## Rows
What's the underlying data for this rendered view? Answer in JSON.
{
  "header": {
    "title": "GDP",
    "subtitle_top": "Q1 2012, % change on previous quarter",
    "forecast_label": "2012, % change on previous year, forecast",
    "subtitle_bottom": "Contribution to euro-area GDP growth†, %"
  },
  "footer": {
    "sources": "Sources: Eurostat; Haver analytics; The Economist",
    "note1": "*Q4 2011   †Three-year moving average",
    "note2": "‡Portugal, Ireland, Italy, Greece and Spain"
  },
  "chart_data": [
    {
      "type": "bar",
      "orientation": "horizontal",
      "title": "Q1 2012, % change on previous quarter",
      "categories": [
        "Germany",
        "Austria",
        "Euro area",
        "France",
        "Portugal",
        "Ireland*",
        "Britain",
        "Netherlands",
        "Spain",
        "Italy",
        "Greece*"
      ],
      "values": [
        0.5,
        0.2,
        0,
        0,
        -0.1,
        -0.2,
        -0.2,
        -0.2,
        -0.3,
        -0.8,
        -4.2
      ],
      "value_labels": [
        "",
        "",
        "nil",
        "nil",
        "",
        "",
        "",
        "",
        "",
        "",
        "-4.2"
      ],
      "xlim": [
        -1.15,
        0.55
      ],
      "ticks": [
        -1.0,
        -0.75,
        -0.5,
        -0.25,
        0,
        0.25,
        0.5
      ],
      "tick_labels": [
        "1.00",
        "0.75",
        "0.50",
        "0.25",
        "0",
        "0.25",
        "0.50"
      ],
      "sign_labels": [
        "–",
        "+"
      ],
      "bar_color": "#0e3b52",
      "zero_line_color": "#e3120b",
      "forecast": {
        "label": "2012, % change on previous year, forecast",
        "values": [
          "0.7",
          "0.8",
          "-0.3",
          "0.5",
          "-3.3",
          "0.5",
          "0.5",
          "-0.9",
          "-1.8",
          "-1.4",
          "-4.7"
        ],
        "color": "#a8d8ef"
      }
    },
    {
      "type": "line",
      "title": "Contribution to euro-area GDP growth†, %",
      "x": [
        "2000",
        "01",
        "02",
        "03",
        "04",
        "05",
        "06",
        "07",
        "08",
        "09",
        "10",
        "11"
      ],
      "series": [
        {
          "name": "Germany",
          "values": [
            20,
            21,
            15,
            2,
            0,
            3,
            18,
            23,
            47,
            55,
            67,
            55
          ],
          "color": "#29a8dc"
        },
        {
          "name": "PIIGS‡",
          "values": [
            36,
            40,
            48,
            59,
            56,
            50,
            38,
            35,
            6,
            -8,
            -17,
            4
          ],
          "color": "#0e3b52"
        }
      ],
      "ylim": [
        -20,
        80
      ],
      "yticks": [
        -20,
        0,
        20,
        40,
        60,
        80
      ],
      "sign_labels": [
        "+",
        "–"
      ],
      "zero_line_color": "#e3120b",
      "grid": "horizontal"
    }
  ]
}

## Do this
Go through the records and pull out each line that includes the word "growth".

## Exercise result
    "subtitle_bottom": "Contribution to euro-area GDP growth†, %"
      "title": "Contribution to euro-area GDP growth†, %",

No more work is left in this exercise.